— PROMPT —
Go through the data and copy every line exactly, but not the images.
====
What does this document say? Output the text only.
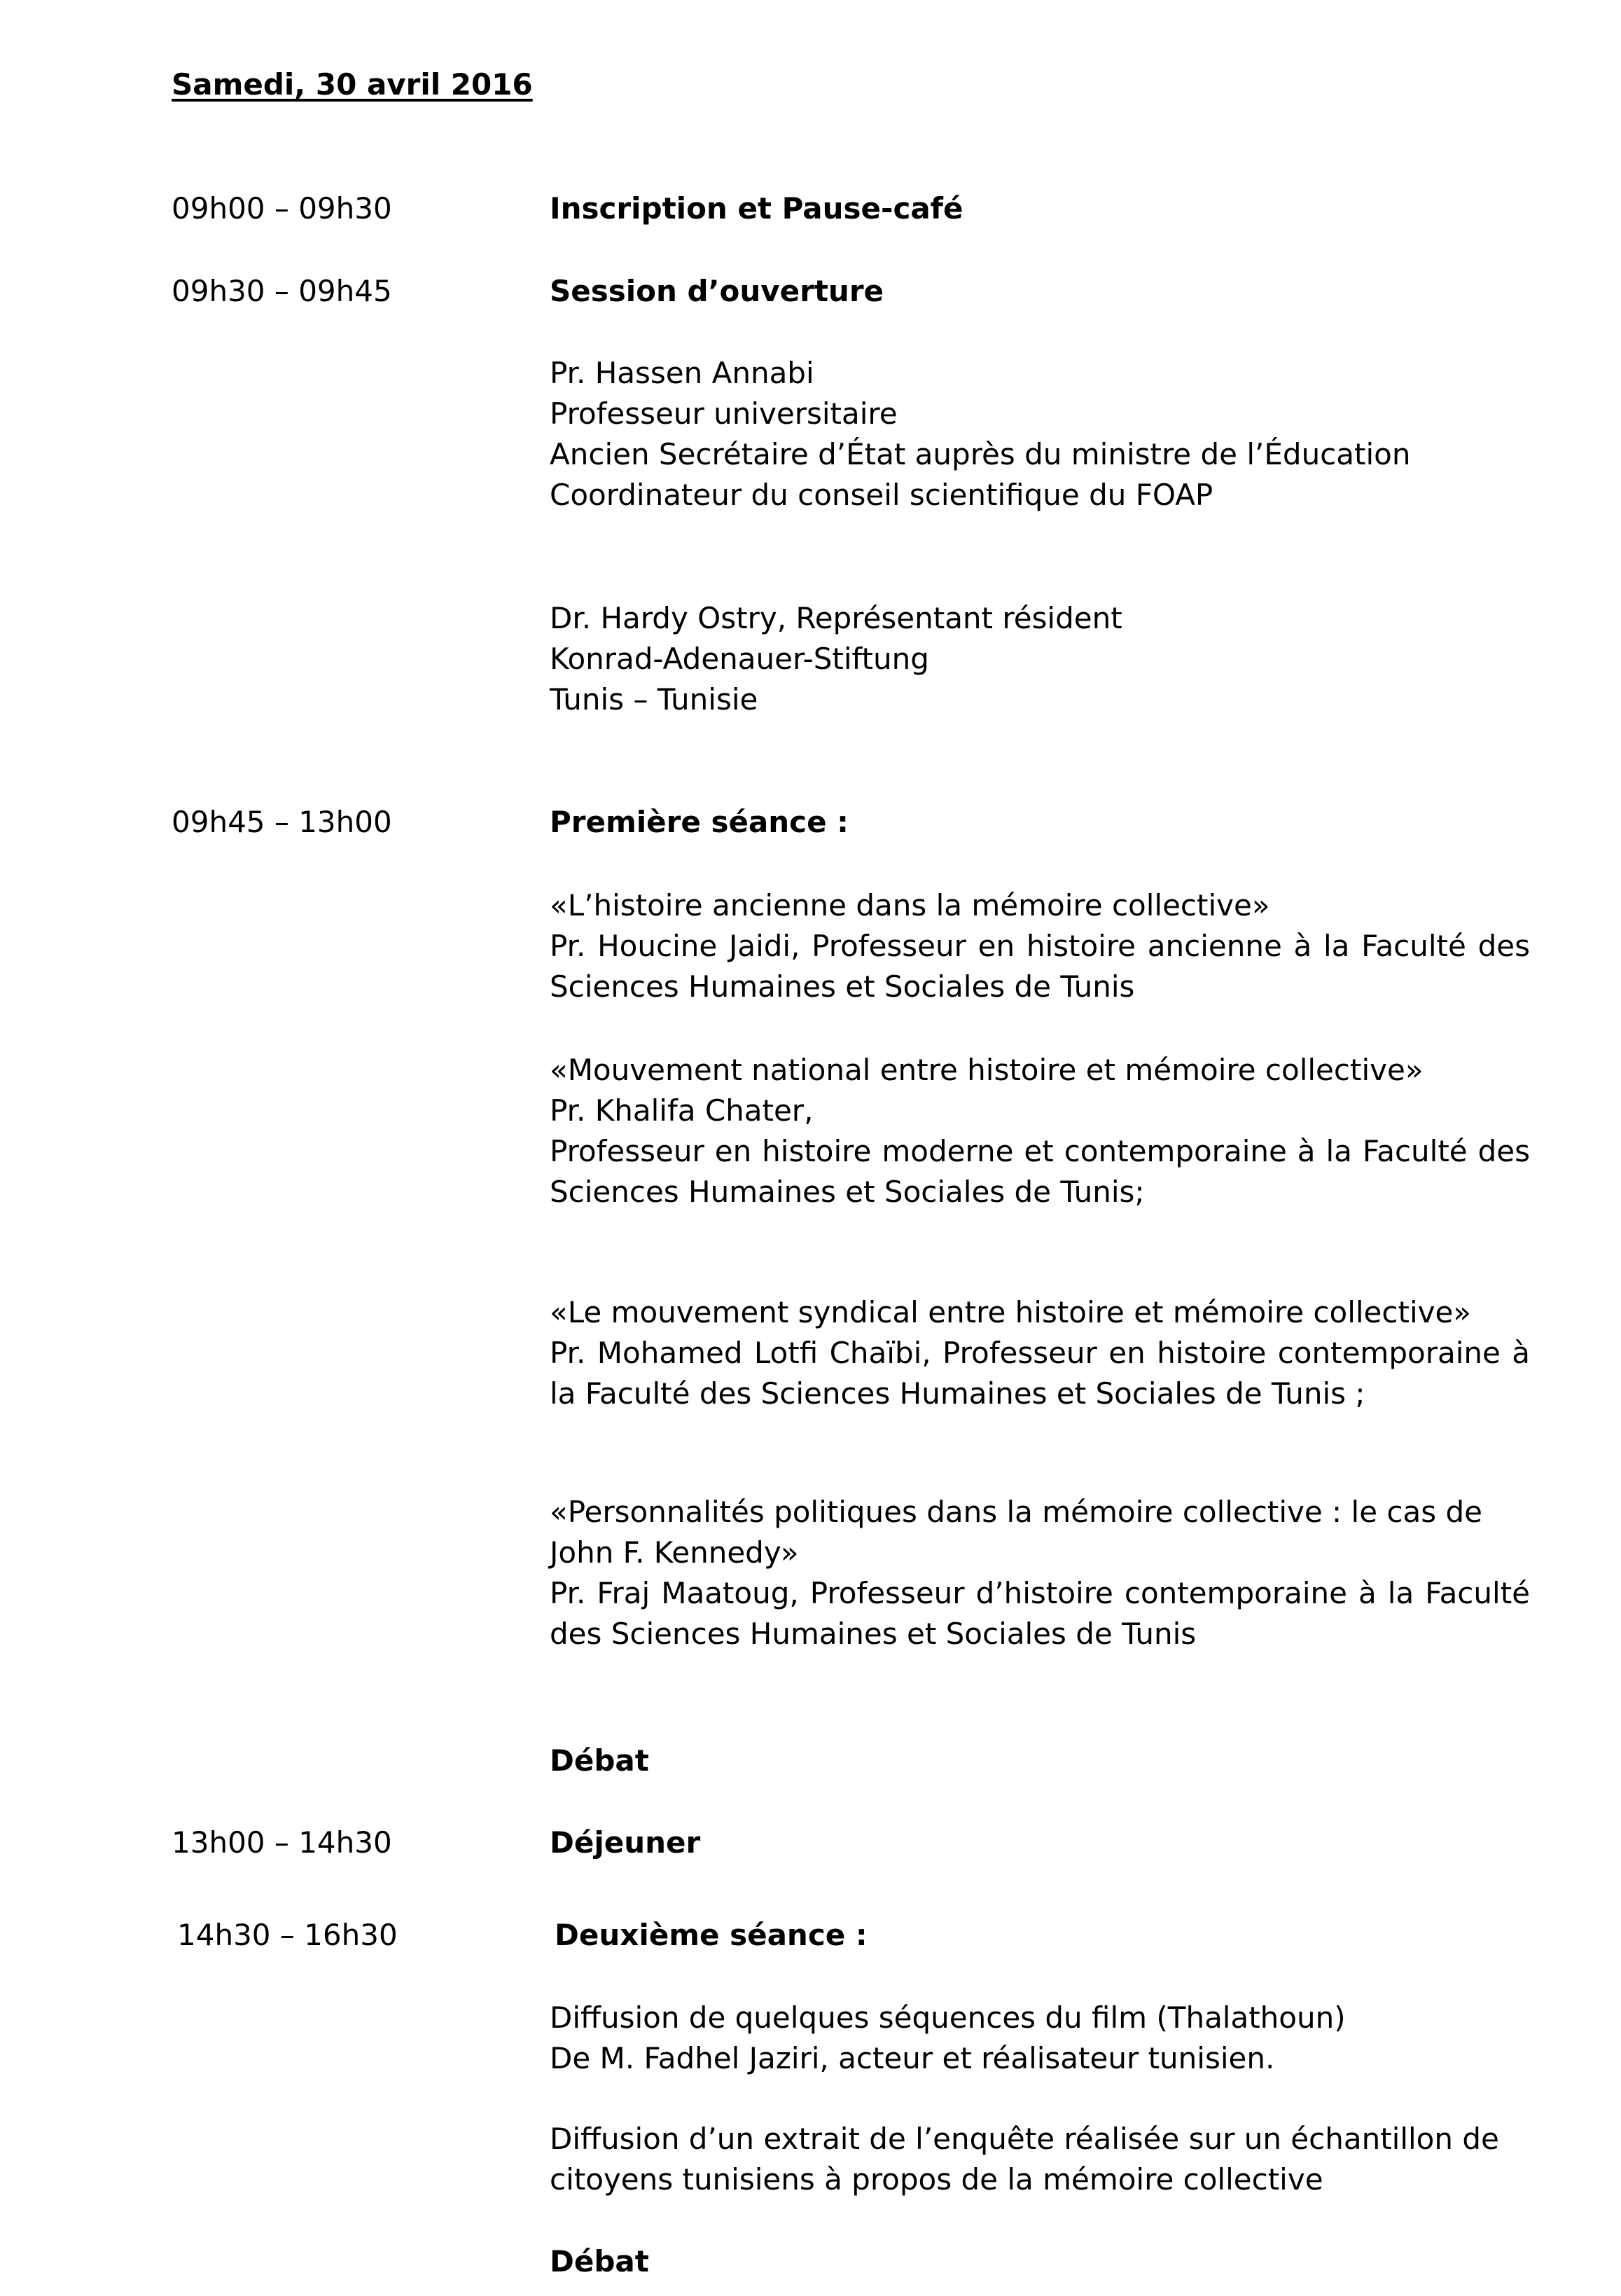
Samedi, 30 avril 2016
09h00 – 09h30	Inscription et Pause-café
09h30 – 09h45	Session d’ouverture
Pr. Hassen Annabi
Professeur universitaire
Ancien Secrétaire d’État auprès du ministre de l’Éducation
Coordinateur du conseil scientifique du FOAP
Dr. Hardy Ostry, Représentant résident
Konrad-Adenauer-Stiftung
Tunis – Tunisie
09h45 – 13h00	Première séance :
«L’histoire ancienne dans la mémoire collective»
Pr. Houcine Jaidi, Professeur en histoire ancienne à la Faculté des
Sciences Humaines et Sociales de Tunis
«Mouvement national entre histoire et mémoire collective»
Pr. Khalifa Chater,
Professeur en histoire moderne et contemporaine à la Faculté des
Sciences Humaines et Sociales de Tunis;
«Le mouvement syndical entre histoire et mémoire collective»
Pr. Mohamed Lotfi Chaïbi, Professeur en histoire contemporaine à
la Faculté des Sciences Humaines et Sociales de Tunis ;
«Personnalités politiques dans la mémoire collective : le cas de
John F. Kennedy»
Pr. Fraj Maatoug, Professeur d’histoire contemporaine à la Faculté
des Sciences Humaines et Sociales de Tunis
Débat
13h00 – 14h30	Déjeuner
14h30 – 16h30	Deuxième séance :
Diffusion de quelques séquences du film (Thalathoun)
De M. Fadhel Jaziri, acteur et réalisateur tunisien.
Diffusion d’un extrait de l’enquête réalisée sur un échantillon de
citoyens tunisiens à propos de la mémoire collective
Débat
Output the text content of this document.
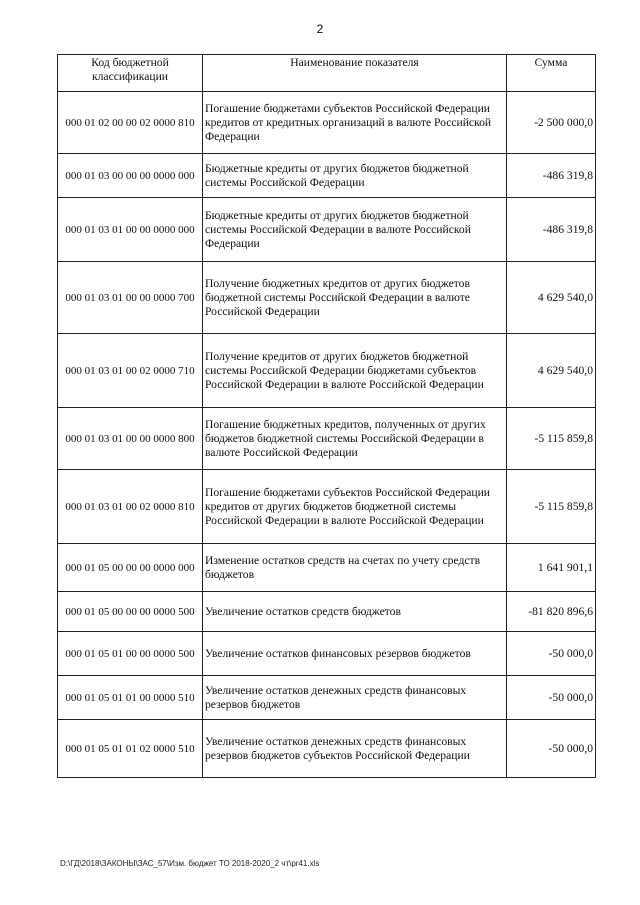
2
Код бюджетной классификации	Наименование показателя	Сумма
000 01 02 00 00 02 0000 810	Погашение бюджетами субъектов Российской Федерации кредитов от кредитных организаций в валюте Российской Федерации	-2 500 000,0
000 01 03 00 00 00 0000 000	Бюджетные кредиты от других бюджетов бюджетной системы Российской Федерации	-486 319,8
000 01 03 01 00 00 0000 000	Бюджетные кредиты от других бюджетов бюджетной системы Российской Федерации в валюте Российской Федерации	-486 319,8
000 01 03 01 00 00 0000 700	Получение бюджетных кредитов от других бюджетов бюджетной системы Российской Федерации в валюте Российской Федерации	4 629 540,0
000 01 03 01 00 02 0000 710	Получение кредитов от других бюджетов бюджетной системы Российской Федерации бюджетами субъектов Российской Федерации в валюте Российской Федерации	4 629 540,0
000 01 03 01 00 00 0000 800	Погашение бюджетных кредитов, полученных от других бюджетов бюджетной системы Российской Федерации в валюте Российской Федерации	-5 115 859,8
000 01 03 01 00 02 0000 810	Погашение бюджетами субъектов Российской Федерации кредитов от других бюджетов бюджетной системы Российской Федерации в валюте Российской Федерации	-5 115 859,8
000 01 05 00 00 00 0000 000	Изменение остатков средств на счетах по учету средств бюджетов	1 641 901,1
000 01 05 00 00 00 0000 500	Увеличение остатков средств бюджетов	-81 820 896,6
000 01 05 01 00 00 0000 500	Увеличение остатков финансовых резервов бюджетов	-50 000,0
000 01 05 01 01 00 0000 510	Увеличение остатков денежных средств финансовых резервов бюджетов	-50 000,0
000 01 05 01 01 02 0000 510	Увеличение остатков денежных средств финансовых резервов бюджетов субъектов Российской Федерации	-50 000,0
D:\ГД\2018\ЗАКОНЫ\ЗАС_57\Изм. бюджет ТО 2018-2020_2 чт\pr41.xls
====
— EXERCISE RESULT —
What does this document say? Output the text only.
Samedi, 30 avril 2016
09h00 – 09h30	Inscription et Pause-café
09h30 – 09h45	Session d’ouverture
Pr. Hassen Annabi
Professeur universitaire
Ancien Secrétaire d’État auprès du ministre de l’Éducation
Coordinateur du conseil scientifique du FOAP
Dr. Hardy Ostry, Représentant résident
Konrad-Adenauer-Stiftung
Tunis – Tunisie
09h45 – 13h00	Première séance :
«L’histoire ancienne dans la mémoire collective»
Pr. Houcine Jaidi, Professeur en histoire ancienne à la Faculté des
Sciences Humaines et Sociales de Tunis
«Mouvement national entre histoire et mémoire collective»
Pr. Khalifa Chater,
Professeur en histoire moderne et contemporaine à la Faculté des
Sciences Humaines et Sociales de Tunis;
«Le mouvement syndical entre histoire et mémoire collective»
Pr. Mohamed Lotfi Chaïbi, Professeur en histoire contemporaine à
la Faculté des Sciences Humaines et Sociales de Tunis ;
«Personnalités politiques dans la mémoire collective : le cas de
John F. Kennedy»
Pr. Fraj Maatoug, Professeur d’histoire contemporaine à la Faculté
des Sciences Humaines et Sociales de Tunis
Débat
13h00 – 14h30	Déjeuner
14h30 – 16h30	Deuxième séance :
Diffusion de quelques séquences du film (Thalathoun)
De M. Fadhel Jaziri, acteur et réalisateur tunisien.
Diffusion d’un extrait de l’enquête réalisée sur un échantillon de
citoyens tunisiens à propos de la mémoire collective
Débat
Output the text content of this document.
2
Код бюджетной классификации	Наименование показателя	Сумма
000 01 02 00 00 02 0000 810	Погашение бюджетами субъектов Российской Федерации кредитов от кредитных организаций в валюте Российской Федерации	-2 500 000,0
000 01 03 00 00 00 0000 000	Бюджетные кредиты от других бюджетов бюджетной системы Российской Федерации	-486 319,8
000 01 03 01 00 00 0000 000	Бюджетные кредиты от других бюджетов бюджетной системы Российской Федерации в валюте Российской Федерации	-486 319,8
000 01 03 01 00 00 0000 700	Получение бюджетных кредитов от других бюджетов бюджетной системы Российской Федерации в валюте Российской Федерации	4 629 540,0
000 01 03 01 00 02 0000 710	Получение кредитов от других бюджетов бюджетной системы Российской Федерации бюджетами субъектов Российской Федерации в валюте Российской Федерации	4 629 540,0
000 01 03 01 00 00 0000 800	Погашение бюджетных кредитов, полученных от других бюджетов бюджетной системы Российской Федерации в валюте Российской Федерации	-5 115 859,8
000 01 03 01 00 02 0000 810	Погашение бюджетами субъектов Российской Федерации кредитов от других бюджетов бюджетной системы Российской Федерации в валюте Российской Федерации	-5 115 859,8
000 01 05 00 00 00 0000 000	Изменение остатков средств на счетах по учету средств бюджетов	1 641 901,1
000 01 05 00 00 00 0000 500	Увеличение остатков средств бюджетов	-81 820 896,6
000 01 05 01 00 00 0000 500	Увеличение остатков финансовых резервов бюджетов	-50 000,0
000 01 05 01 01 00 0000 510	Увеличение остатков денежных средств финансовых резервов бюджетов	-50 000,0
000 01 05 01 01 02 0000 510	Увеличение остатков денежных средств финансовых резервов бюджетов субъектов Российской Федерации	-50 000,0
D:\ГД\2018\ЗАКОНЫ\ЗАС_57\Изм. бюджет ТО 2018-2020_2 чт\pr41.xls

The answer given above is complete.